Required work
• a. Name every argument that the split-settings documentation lists for createDefaultSplitSetting.
• b. Pick up the split-settings documentation after its last line and keep writing it.

Page text
— Start —

Create the settings for defining how the plpData are split into test/validation/train sets using default splitting functions (either random stratified by outcome, time or subject splitting)

Usage

createDefaultSplitSetting(
  testFraction = 0.25,
  trainFraction = 0.75,
  splitSeed = sample(1e+05, 1),
  nfold = 3,
  type = "stratified"
)

Arguments

testFraction

(numeric) A real number between 0 and 1 indicating the test set fraction of the data

trainFraction

(numeric) A real number between 0 and 1 indicating the train set fraction of the data. If not set train is equal to 1 - test

splitSeed

(numeric) A seed to use when splitting the data for reproducibility (if not set a random number will be generated)

nfold

(numeric) An integer > 1 specifying the number of folds used in cross validation

type

(character) Choice of:

'stratified' Each data point is randomly assigned into the test or a train fold set but this is done stratified such that the outcome rate is consistent in each partition
'time' Older data are assigned into the training set and newer data are assigned into the test set
'subject' Data are partitioned by subject, if a subject is in the data more than once, all the data points for the subject are assigned either into the test data or into the train data (not both).

— End —

Material supplied
— Start —

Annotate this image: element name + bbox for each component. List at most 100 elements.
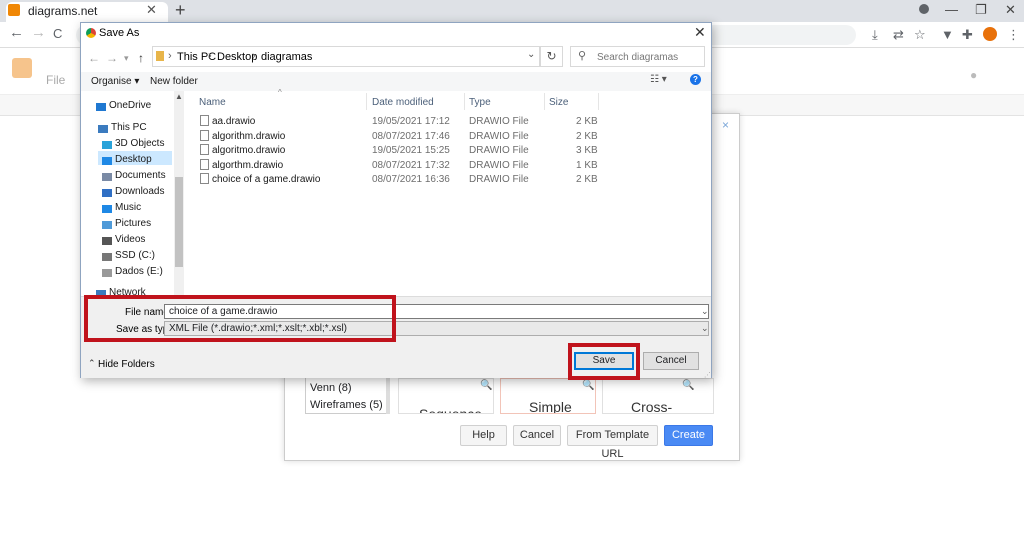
category-venn[interactable]: Venn (8) (310, 382, 352, 394)
drive-icon (102, 253, 112, 261)
preview-search-icon[interactable]: 🔍 (582, 380, 594, 391)
column-divider[interactable] (366, 93, 367, 110)
file-date: 08/07/2021 17:46 (372, 130, 450, 142)
chevron-up-icon[interactable]: ⌃ (88, 358, 96, 369)
column-name[interactable]: Name (199, 97, 226, 108)
resize-grip-icon[interactable]: ⋰ (704, 371, 711, 379)
drawio-favicon-icon (8, 4, 20, 16)
column-size[interactable]: Size (549, 97, 568, 108)
breadcrumb-diagramas[interactable]: diagramas (261, 51, 312, 63)
column-divider[interactable] (464, 93, 465, 110)
chevron-right-icon[interactable]: › (168, 50, 172, 62)
file-name: algorithm.drawio (212, 130, 286, 142)
bookmark-star-icon[interactable]: ☆ (914, 27, 926, 43)
extension-icon[interactable]: ▼ (941, 27, 954, 42)
extensions-puzzle-icon[interactable]: ✚ (962, 27, 973, 43)
file-size: 2 KB (576, 174, 598, 185)
column-divider[interactable] (544, 93, 545, 110)
create-button[interactable]: Create (664, 425, 713, 446)
hide-folders-button[interactable]: Hide Folders (98, 359, 155, 370)
chevron-down-icon[interactable]: ⌄ (701, 323, 709, 334)
dialog-close-icon[interactable]: ✕ (694, 24, 706, 41)
up-arrow-icon[interactable]: ↑ (138, 51, 144, 65)
new-folder-button[interactable]: New folder (150, 76, 198, 87)
back-arrow-icon[interactable]: ← (88, 51, 100, 65)
highlight-box-filename (84, 295, 396, 342)
nav-item[interactable]: OneDrive (109, 100, 151, 111)
column-divider[interactable] (598, 93, 599, 110)
nav-item[interactable]: Dados (E:) (115, 266, 163, 277)
file-date: 08/07/2021 17:32 (372, 159, 450, 171)
organise-button[interactable]: Organise ▾ (91, 76, 139, 87)
videos-icon (102, 237, 112, 245)
profile-dropdown-icon[interactable] (919, 4, 929, 14)
close-window-button[interactable]: ✕ (1005, 2, 1016, 18)
chevron-right-icon[interactable]: › (252, 50, 256, 62)
downloads-icon (102, 189, 112, 197)
cancel-new-diagram-button[interactable]: Cancel (513, 425, 561, 446)
install-app-icon[interactable]: ⤓ (872, 27, 878, 43)
file-name: algoritmo.drawio (212, 145, 286, 156)
category-scrollbar[interactable] (386, 378, 390, 414)
avatar[interactable] (983, 27, 997, 41)
nav-item[interactable]: Desktop (115, 154, 152, 165)
nav-item[interactable]: Documents (115, 170, 166, 181)
file-size: 1 KB (576, 159, 598, 171)
pc-icon (98, 125, 108, 133)
menu-file[interactable]: File (46, 73, 65, 87)
nav-item[interactable]: Downloads (115, 186, 164, 197)
forward-icon[interactable]: → (31, 24, 46, 41)
template-url-button[interactable]: From Template URL (567, 425, 658, 460)
nav-item[interactable]: Music (115, 202, 141, 213)
template-label-sequence: Sequence (419, 406, 483, 414)
maximize-button[interactable]: ❐ (975, 2, 987, 18)
nav-item[interactable]: Pictures (115, 218, 151, 229)
music-icon (102, 205, 112, 213)
template-thumb-cross[interactable]: Cross- (602, 378, 714, 414)
refresh-icon[interactable]: ↻ (540, 46, 563, 67)
notification-bell-icon[interactable]: ● (970, 68, 977, 82)
column-type[interactable]: Type (469, 97, 491, 108)
sort-ascending-icon: ^ (278, 88, 282, 97)
file-icon (200, 144, 209, 155)
nav-item[interactable]: This PC (111, 122, 147, 133)
reload-icon[interactable]: C (53, 26, 62, 41)
cancel-button[interactable]: Cancel (643, 352, 699, 370)
file-size: 2 KB (576, 116, 598, 127)
nav-item[interactable]: Videos (115, 234, 145, 245)
chevron-down-icon[interactable]: ⌄ (527, 49, 535, 60)
scroll-up-icon[interactable]: ▲ (175, 92, 183, 101)
recent-locations-icon[interactable]: ▾ (124, 53, 129, 64)
minimize-button[interactable]: — (945, 2, 958, 17)
preview-search-icon[interactable]: 🔍 (480, 380, 492, 391)
new-tab-button[interactable]: + (175, 0, 186, 21)
chevron-down-icon[interactable]: ⌄ (701, 306, 709, 317)
highlight-box-save (568, 343, 640, 380)
nav-scroll-thumb[interactable] (175, 177, 183, 267)
file-type: DRAWIO File (469, 174, 529, 185)
column-date-modified[interactable]: Date modified (372, 97, 434, 108)
file-name: choice of a game.drawio (212, 174, 321, 185)
chrome-icon (86, 28, 96, 38)
file-name: algorthm.drawio (212, 159, 284, 171)
tab-close-icon[interactable]: ✕ (146, 2, 157, 18)
file-size: 2 KB (576, 130, 598, 142)
preview-search-icon[interactable]: 🔍 (682, 380, 694, 391)
tab-title: diagrams.net (28, 4, 98, 18)
nav-item[interactable]: SSD (C:) (115, 250, 155, 261)
category-wireframes[interactable]: Wireframes (5) (310, 399, 383, 411)
help-icon[interactable]: ? (690, 74, 701, 85)
chevron-right-icon[interactable]: › (208, 50, 212, 62)
translate-icon[interactable]: ⇄ (893, 27, 904, 43)
chrome-menu-icon[interactable]: ⋮ (1007, 27, 1020, 43)
forward-arrow-icon[interactable]: → (106, 51, 118, 65)
new-diagram-close-icon[interactable]: × (722, 118, 729, 132)
view-options-icon[interactable]: ☷ ▾ (650, 74, 667, 85)
file-icon (200, 115, 209, 126)
search-placeholder: Search diagramas (597, 52, 679, 63)
back-icon[interactable]: ← (9, 24, 24, 41)
help-button[interactable]: Help (460, 425, 507, 446)
nav-item[interactable]: 3D Objects (115, 138, 164, 149)
file-type: DRAWIO File (469, 116, 529, 127)
file-icon (200, 173, 209, 184)
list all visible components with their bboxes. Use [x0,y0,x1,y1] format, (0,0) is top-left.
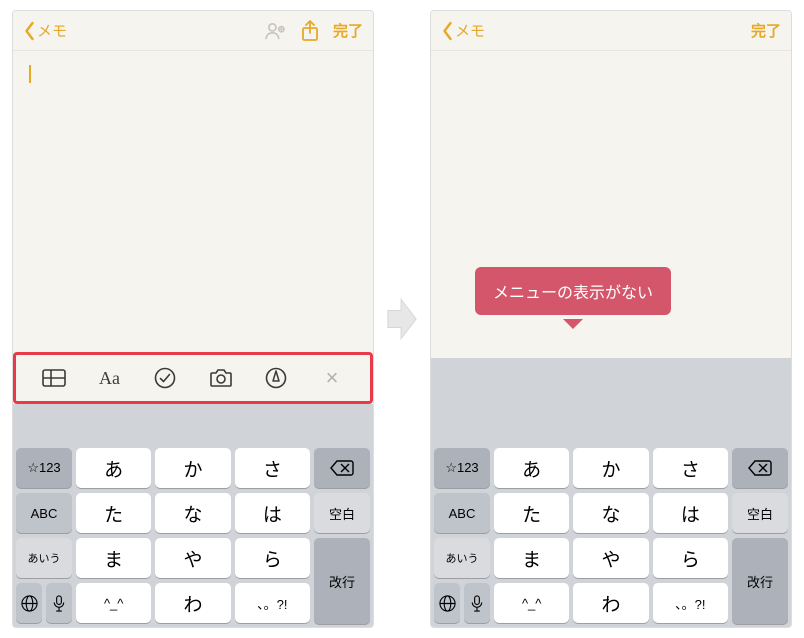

— End —

Results of the exercise
• a. testFraction, trainFraction, splitSeed, nfold, type

• b.
Value

An object of class splitSettings

Details

Returns an object of class splitSettings that specifies the splitting function that will be called and the settings

Examples

createDefaultSplitSetting(testFraction=0.25, trainFraction=0.75, nfold=3,
                          splitSeed=42)
#> $test
#> [1] 0.25
#> 
#> $train
#> [1] 0.75
#> 
#> $seed
#> [1] 42
#> 
#> $nfold
#> [1] 3
#> 
#> attr(,"fun")
#> [1] "randomSplitter"
#> attr(,"class")
#> [1] "splitSettings"